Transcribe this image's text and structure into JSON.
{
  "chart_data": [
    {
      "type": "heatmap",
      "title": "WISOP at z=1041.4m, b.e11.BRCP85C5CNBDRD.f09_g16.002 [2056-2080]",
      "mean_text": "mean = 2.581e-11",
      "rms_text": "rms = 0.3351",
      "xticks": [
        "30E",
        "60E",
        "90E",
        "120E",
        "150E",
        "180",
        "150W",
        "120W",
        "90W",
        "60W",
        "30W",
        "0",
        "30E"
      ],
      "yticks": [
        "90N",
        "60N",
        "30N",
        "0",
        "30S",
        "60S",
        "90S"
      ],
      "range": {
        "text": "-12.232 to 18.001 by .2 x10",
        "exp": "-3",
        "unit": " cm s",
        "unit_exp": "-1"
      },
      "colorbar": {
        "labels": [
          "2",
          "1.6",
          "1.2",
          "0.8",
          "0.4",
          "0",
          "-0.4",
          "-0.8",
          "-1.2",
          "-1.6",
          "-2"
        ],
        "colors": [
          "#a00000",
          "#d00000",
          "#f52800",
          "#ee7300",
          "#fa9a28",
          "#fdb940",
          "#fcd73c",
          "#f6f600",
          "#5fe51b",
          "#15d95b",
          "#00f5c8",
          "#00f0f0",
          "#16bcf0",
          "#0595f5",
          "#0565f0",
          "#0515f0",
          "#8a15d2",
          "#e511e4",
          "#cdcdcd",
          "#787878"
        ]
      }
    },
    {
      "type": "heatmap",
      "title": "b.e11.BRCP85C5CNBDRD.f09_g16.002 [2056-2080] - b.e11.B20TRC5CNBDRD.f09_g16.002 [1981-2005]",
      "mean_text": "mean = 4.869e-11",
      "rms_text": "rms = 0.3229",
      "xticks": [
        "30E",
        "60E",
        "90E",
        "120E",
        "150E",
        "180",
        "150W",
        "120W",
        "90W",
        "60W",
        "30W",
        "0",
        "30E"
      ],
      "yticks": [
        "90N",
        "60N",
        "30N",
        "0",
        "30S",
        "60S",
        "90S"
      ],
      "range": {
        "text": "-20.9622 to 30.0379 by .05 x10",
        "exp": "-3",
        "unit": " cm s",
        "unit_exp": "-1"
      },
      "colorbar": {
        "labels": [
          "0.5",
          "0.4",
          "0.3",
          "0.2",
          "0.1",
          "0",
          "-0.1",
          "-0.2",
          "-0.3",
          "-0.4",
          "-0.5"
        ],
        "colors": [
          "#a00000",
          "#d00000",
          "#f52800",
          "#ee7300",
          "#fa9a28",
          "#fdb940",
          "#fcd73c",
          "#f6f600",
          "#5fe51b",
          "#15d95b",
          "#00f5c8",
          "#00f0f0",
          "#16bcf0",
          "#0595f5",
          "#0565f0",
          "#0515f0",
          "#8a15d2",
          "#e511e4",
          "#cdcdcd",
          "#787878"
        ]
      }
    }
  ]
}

Set problem - Print out every record again, exactly and in full.

Correct output -
Transcribe this image's text and structure into JSON.
{
  "chart_data": [
    {
      "type": "heatmap",
      "title": "WISOP at z=1041.4m, b.e11.BRCP85C5CNBDRD.f09_g16.002 [2056-2080]",
      "mean_text": "mean = 2.581e-11",
      "rms_text": "rms = 0.3351",
      "xticks": [
        "30E",
        "60E",
        "90E",
        "120E",
        "150E",
        "180",
        "150W",
        "120W",
        "90W",
        "60W",
        "30W",
        "0",
        "30E"
      ],
      "yticks": [
        "90N",
        "60N",
        "30N",
        "0",
        "30S",
        "60S",
        "90S"
      ],
      "range": {
        "text": "-12.232 to 18.001 by .2 x10",
        "exp": "-3",
        "unit": " cm s",
        "unit_exp": "-1"
      },
      "colorbar": {
        "labels": [
          "2",
          "1.6",
          "1.2",
          "0.8",
          "0.4",
          "0",
          "-0.4",
          "-0.8",
          "-1.2",
          "-1.6",
          "-2"
        ],
        "colors": [
          "#a00000",
          "#d00000",
          "#f52800",
          "#ee7300",
          "#fa9a28",
          "#fdb940",
          "#fcd73c",
          "#f6f600",
          "#5fe51b",
          "#15d95b",
          "#00f5c8",
          "#00f0f0",
          "#16bcf0",
          "#0595f5",
          "#0565f0",
          "#0515f0",
          "#8a15d2",
          "#e511e4",
          "#cdcdcd",
          "#787878"
        ]
      }
    },
    {
      "type": "heatmap",
      "title": "b.e11.BRCP85C5CNBDRD.f09_g16.002 [2056-2080] - b.e11.B20TRC5CNBDRD.f09_g16.002 [1981-2005]",
      "mean_text": "mean = 4.869e-11",
      "rms_text": "rms = 0.3229",
      "xticks": [
        "30E",
        "60E",
        "90E",
        "120E",
        "150E",
        "180",
        "150W",
        "120W",
        "90W",
        "60W",
        "30W",
        "0",
        "30E"
      ],
      "yticks": [
        "90N",
        "60N",
        "30N",
        "0",
        "30S",
        "60S",
        "90S"
      ],
      "range": {
        "text": "-20.9622 to 30.0379 by .05 x10",
        "exp": "-3",
        "unit": " cm s",
        "unit_exp": "-1"
      },
      "colorbar": {
        "labels": [
          "0.5",
          "0.4",
          "0.3",
          "0.2",
          "0.1",
          "0",
          "-0.1",
          "-0.2",
          "-0.3",
          "-0.4",
          "-0.5"
        ],
        "colors": [
          "#a00000",
          "#d00000",
          "#f52800",
          "#ee7300",
          "#fa9a28",
          "#fdb940",
          "#fcd73c",
          "#f6f600",
          "#5fe51b",
          "#15d95b",
          "#00f5c8",
          "#00f0f0",
          "#16bcf0",
          "#0595f5",
          "#0565f0",
          "#0515f0",
          "#8a15d2",
          "#e511e4",
          "#cdcdcd",
          "#787878"
        ]
      }
    }
  ]
}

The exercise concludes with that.